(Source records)
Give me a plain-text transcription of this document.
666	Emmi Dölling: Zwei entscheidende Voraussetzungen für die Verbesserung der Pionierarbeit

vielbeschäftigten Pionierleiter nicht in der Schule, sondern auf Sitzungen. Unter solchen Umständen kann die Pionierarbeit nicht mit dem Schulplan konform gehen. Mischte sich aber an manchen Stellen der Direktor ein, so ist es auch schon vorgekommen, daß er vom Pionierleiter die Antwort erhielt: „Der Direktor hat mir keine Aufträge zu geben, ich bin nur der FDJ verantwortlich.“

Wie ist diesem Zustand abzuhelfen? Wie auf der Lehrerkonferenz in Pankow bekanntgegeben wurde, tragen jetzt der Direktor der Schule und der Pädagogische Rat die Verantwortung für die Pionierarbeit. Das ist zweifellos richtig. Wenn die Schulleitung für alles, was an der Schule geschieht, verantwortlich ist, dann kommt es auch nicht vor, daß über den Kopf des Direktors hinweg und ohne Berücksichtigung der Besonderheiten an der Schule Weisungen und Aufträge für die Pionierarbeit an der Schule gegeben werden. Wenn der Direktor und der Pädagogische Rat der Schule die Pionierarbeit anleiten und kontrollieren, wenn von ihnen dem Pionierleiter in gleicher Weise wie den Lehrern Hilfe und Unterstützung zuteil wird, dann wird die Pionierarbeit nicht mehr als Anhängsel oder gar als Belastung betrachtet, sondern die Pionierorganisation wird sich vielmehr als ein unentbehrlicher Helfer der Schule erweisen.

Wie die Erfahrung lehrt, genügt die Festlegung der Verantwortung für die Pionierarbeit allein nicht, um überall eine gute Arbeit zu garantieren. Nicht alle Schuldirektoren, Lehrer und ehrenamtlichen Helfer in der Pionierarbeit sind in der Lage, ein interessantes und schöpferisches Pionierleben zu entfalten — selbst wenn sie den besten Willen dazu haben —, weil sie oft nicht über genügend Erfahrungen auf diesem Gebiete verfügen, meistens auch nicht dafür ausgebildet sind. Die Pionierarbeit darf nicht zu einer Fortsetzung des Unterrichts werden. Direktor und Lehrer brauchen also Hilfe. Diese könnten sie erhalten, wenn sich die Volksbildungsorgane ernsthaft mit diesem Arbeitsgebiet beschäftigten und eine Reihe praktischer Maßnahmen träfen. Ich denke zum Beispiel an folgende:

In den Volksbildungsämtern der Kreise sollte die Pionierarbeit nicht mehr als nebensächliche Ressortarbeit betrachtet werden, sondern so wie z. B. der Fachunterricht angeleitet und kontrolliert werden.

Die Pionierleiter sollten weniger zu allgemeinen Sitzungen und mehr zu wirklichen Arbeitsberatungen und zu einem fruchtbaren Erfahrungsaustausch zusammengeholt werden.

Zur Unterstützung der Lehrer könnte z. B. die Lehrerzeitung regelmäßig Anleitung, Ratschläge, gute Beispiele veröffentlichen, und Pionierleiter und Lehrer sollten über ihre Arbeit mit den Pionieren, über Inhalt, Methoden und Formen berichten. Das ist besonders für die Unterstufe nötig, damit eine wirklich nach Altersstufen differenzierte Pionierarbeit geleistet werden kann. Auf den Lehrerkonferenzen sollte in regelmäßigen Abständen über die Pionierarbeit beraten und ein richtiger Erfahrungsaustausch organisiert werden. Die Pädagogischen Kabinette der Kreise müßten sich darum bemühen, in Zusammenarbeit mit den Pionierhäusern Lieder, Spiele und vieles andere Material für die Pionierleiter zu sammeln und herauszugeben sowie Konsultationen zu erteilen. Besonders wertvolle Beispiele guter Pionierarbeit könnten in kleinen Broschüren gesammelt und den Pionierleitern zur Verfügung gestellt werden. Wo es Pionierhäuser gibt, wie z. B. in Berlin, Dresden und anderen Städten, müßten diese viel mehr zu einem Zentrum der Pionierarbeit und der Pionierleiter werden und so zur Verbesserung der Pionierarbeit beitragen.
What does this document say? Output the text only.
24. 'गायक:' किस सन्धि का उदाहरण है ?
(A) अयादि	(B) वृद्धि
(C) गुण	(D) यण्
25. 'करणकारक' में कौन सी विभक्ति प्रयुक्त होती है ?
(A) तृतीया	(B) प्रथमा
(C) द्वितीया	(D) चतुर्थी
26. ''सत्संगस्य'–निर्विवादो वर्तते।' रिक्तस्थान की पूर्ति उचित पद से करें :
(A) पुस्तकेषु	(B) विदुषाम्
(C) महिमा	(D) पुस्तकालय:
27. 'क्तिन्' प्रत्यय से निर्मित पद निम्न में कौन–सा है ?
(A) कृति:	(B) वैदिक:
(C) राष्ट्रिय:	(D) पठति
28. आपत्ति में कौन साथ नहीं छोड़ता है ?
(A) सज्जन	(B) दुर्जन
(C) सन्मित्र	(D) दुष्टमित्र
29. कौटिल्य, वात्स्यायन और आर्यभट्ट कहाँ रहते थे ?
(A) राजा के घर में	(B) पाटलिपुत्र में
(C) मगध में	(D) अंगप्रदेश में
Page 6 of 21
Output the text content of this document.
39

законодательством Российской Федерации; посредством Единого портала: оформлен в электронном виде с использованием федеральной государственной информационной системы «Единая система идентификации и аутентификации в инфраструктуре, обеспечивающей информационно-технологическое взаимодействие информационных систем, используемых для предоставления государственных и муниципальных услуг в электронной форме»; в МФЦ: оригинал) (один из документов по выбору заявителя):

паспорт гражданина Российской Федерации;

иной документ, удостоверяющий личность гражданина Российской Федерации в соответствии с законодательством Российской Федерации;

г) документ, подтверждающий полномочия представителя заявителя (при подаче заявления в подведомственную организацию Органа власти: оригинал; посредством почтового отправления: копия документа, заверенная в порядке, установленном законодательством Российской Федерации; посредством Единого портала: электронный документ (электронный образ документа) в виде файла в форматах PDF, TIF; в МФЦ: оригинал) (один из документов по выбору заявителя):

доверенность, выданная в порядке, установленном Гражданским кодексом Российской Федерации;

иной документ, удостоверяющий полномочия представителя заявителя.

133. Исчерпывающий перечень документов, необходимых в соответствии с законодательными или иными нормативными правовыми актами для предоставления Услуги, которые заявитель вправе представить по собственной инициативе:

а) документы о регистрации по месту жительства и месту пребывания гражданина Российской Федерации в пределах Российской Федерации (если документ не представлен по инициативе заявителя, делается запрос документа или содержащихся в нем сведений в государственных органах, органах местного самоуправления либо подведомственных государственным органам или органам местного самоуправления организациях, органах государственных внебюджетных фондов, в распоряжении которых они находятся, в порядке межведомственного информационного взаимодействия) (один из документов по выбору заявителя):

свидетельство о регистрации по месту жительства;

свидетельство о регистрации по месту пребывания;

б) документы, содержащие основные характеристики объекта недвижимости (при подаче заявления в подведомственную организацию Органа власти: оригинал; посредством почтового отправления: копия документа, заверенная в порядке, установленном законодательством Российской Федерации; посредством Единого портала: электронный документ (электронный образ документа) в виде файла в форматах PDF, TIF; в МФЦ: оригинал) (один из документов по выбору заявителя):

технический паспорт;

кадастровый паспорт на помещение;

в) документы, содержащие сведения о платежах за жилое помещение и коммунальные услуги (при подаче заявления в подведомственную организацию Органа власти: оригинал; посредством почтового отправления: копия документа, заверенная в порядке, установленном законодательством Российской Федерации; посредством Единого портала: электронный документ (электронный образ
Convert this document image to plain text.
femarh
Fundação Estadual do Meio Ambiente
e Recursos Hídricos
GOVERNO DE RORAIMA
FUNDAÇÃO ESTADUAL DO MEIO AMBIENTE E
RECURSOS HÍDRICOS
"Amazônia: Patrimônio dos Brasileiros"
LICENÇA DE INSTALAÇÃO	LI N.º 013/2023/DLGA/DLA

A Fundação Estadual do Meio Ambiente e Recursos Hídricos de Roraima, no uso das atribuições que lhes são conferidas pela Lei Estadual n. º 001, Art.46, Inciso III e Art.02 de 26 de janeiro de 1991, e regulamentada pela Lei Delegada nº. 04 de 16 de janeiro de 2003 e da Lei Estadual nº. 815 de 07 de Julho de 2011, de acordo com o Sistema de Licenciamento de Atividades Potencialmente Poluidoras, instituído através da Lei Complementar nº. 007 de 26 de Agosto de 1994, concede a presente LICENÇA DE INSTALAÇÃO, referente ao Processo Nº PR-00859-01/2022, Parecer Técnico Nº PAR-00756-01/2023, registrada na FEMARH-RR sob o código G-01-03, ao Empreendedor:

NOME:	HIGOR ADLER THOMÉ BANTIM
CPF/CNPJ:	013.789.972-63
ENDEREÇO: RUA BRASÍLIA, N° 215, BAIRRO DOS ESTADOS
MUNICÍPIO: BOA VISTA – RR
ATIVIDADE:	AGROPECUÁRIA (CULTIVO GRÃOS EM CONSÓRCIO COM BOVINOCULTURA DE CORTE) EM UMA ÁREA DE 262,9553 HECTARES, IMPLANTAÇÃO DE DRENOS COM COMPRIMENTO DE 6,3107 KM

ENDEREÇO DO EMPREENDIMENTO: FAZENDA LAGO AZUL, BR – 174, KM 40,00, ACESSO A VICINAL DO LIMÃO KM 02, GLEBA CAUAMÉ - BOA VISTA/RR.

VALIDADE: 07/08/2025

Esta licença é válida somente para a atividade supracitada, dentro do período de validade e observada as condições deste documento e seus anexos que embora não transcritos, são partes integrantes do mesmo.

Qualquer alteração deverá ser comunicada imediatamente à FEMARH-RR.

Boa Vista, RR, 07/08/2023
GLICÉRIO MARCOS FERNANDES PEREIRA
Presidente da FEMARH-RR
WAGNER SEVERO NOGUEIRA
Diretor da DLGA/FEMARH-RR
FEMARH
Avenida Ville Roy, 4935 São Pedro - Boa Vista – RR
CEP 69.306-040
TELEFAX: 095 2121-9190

### WHAT IS REQUIRED:
Say the number of lines in the listing that hold "документа", with no added words.

### SOLUTION TO THIS PROBLEM:
4